Aim » Images should be left out, and everything else in the listing reproduced exactly.

Records supplied »
— begin —

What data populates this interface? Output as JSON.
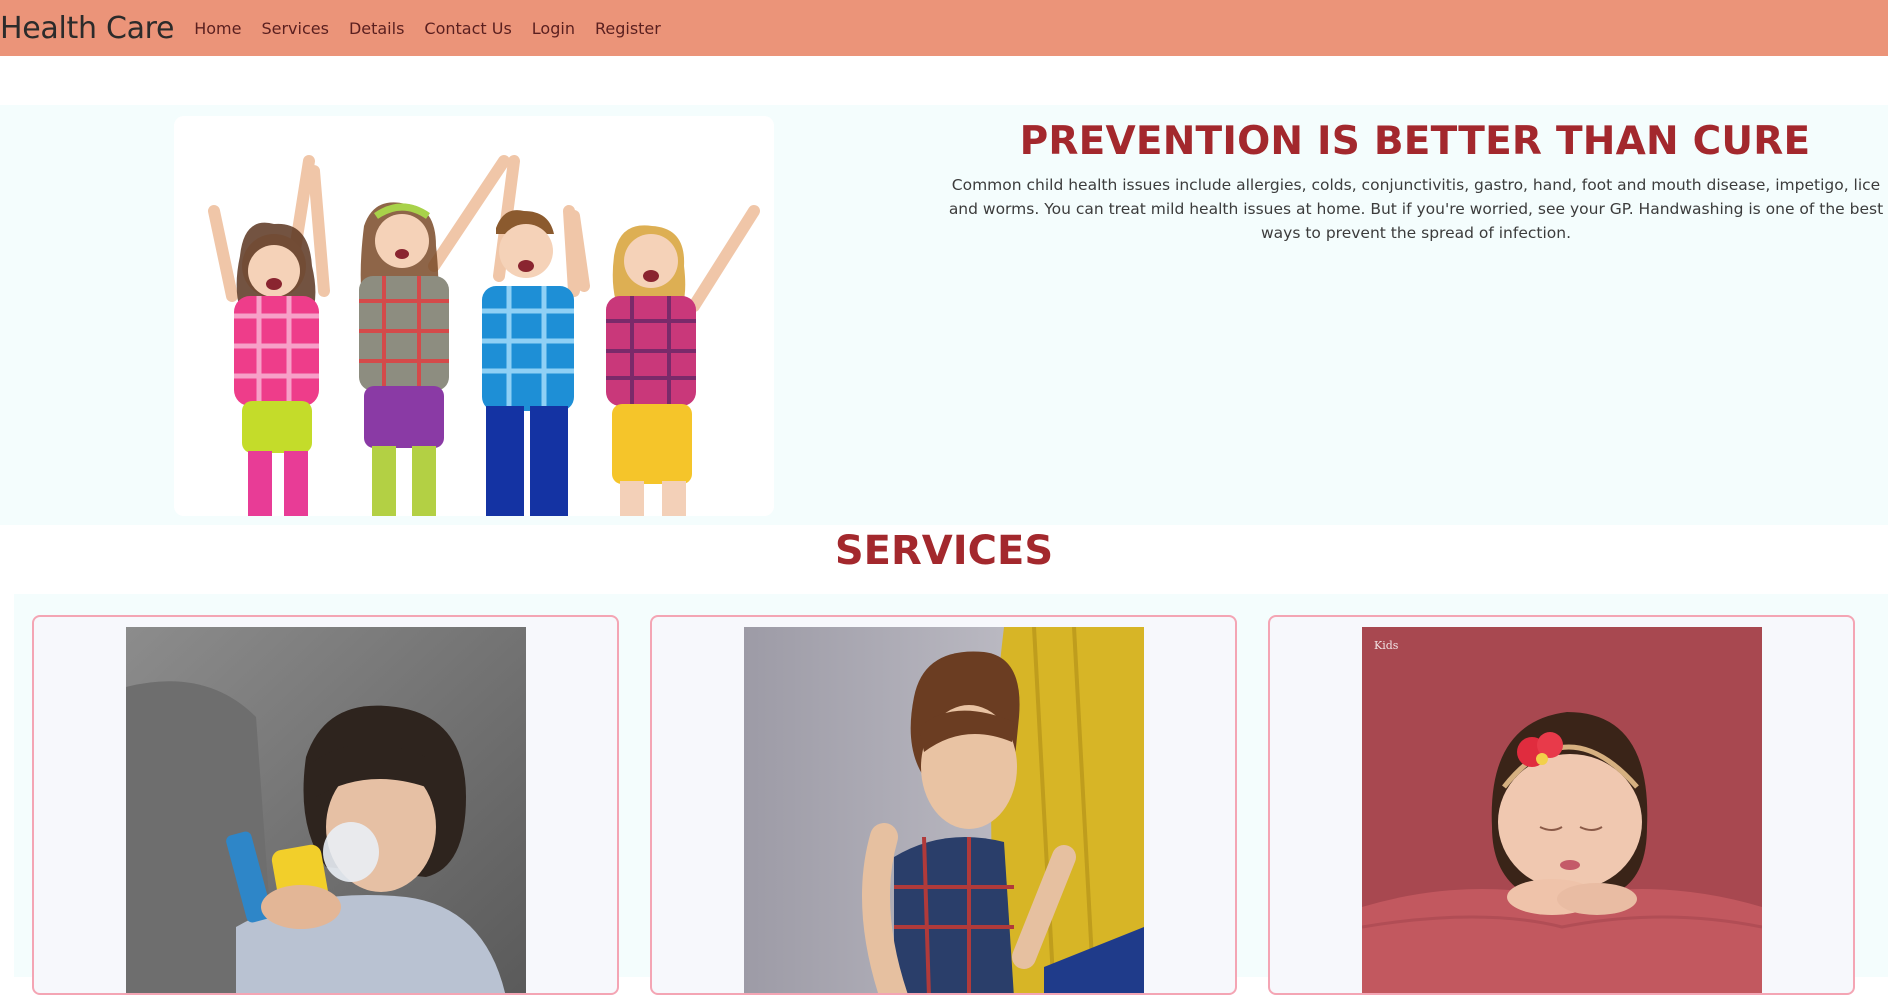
{
  "navbar": {
    "brand": "Health Care",
    "links": [
      "Home",
      "Services",
      "Details",
      "Contact Us",
      "Login",
      "Register"
    ]
  },
  "hero": {
    "title": "PREVENTION IS BETTER THAN CURE",
    "text": "Common child health issues include allergies, colds, conjunctivitis, gastro, hand, foot and mouth disease, impetigo, lice and worms. You can treat mild health issues at home. But if you're worried, see your GP. Handwashing is one of the best ways to prevent the spread of infection."
  },
  "services": {
    "title": "SERVICES",
    "cards": [
      {
        "image": "child-with-inhaler-photo"
      },
      {
        "image": "child-hugging-parent-photo"
      },
      {
        "image": "sleeping-newborn-photo",
        "watermark": "Kids"
      }
    ]
  },
  "colors": {
    "navbar": "#eb9479",
    "accent": "#a3282d",
    "hero_bg": "#f4fdfd",
    "card_border": "#f4a5b4"
  }
}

— end —

Answer to the exercise »
What data populates this interface? Output as JSON.
{
  "navbar": {
    "brand": "Health Care",
    "links": [
      "Home",
      "Services",
      "Details",
      "Contact Us",
      "Login",
      "Register"
    ]
  },
  "hero": {
    "title": "PREVENTION IS BETTER THAN CURE",
    "text": "Common child health issues include allergies, colds, conjunctivitis, gastro, hand, foot and mouth disease, impetigo, lice and worms. You can treat mild health issues at home. But if you're worried, see your GP. Handwashing is one of the best ways to prevent the spread of infection."
  },
  "services": {
    "title": "SERVICES",
    "cards": [
      {
        "image": "child-with-inhaler-photo"
      },
      {
        "image": "child-hugging-parent-photo"
      },
      {
        "image": "sleeping-newborn-photo",
        "watermark": "Kids"
      }
    ]
  },
  "colors": {
    "navbar": "#eb9479",
    "accent": "#a3282d",
    "hero_bg": "#f4fdfd",
    "card_border": "#f4a5b4"
  }
}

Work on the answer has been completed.